**Data for this task:**
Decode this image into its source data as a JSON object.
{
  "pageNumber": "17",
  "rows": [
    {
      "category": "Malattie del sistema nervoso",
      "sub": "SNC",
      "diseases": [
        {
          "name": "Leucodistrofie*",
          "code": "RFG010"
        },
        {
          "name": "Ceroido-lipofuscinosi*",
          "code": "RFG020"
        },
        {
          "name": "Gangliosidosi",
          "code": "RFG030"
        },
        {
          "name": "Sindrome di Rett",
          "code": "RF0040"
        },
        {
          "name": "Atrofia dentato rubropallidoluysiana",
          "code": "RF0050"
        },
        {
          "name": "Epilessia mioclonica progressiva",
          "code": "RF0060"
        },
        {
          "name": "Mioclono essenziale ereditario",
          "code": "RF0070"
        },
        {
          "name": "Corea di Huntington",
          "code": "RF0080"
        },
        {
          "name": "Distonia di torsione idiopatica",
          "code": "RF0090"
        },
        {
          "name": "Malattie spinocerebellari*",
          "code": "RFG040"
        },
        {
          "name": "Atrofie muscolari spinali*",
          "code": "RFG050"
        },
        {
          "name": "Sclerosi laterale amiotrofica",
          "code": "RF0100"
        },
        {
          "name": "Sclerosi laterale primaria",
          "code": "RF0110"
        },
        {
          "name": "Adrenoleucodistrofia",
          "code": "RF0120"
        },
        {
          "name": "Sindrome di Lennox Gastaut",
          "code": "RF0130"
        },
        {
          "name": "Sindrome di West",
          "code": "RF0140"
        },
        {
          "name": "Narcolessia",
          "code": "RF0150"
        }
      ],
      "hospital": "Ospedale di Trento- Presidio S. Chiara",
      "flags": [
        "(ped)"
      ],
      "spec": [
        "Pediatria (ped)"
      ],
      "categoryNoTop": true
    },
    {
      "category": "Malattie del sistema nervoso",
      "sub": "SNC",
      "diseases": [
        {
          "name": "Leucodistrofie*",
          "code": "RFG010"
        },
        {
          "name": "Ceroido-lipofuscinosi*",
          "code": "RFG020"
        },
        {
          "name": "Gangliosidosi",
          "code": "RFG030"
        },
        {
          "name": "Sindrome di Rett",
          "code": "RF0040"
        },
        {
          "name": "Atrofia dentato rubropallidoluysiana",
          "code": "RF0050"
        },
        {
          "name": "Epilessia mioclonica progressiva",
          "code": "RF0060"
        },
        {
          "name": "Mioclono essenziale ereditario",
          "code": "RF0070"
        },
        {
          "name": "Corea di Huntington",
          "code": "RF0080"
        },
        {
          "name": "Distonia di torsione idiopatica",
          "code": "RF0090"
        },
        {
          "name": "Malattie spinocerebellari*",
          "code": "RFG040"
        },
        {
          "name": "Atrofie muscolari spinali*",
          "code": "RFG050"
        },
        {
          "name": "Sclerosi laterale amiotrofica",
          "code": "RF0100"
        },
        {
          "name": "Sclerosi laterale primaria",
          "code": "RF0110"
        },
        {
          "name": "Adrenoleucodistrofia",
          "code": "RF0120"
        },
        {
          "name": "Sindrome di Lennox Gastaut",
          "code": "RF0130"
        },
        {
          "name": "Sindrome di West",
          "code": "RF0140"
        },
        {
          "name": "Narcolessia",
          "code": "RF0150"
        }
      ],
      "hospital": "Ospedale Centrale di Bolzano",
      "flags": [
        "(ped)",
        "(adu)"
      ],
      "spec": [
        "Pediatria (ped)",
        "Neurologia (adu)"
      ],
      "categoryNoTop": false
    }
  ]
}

**Task details:** Extract all lines of the records above that include "hospital".

**Task result:**
      "hospital": "Ospedale di Trento- Presidio S. Chiara",
      "hospital": "Ospedale Centrale di Bolzano",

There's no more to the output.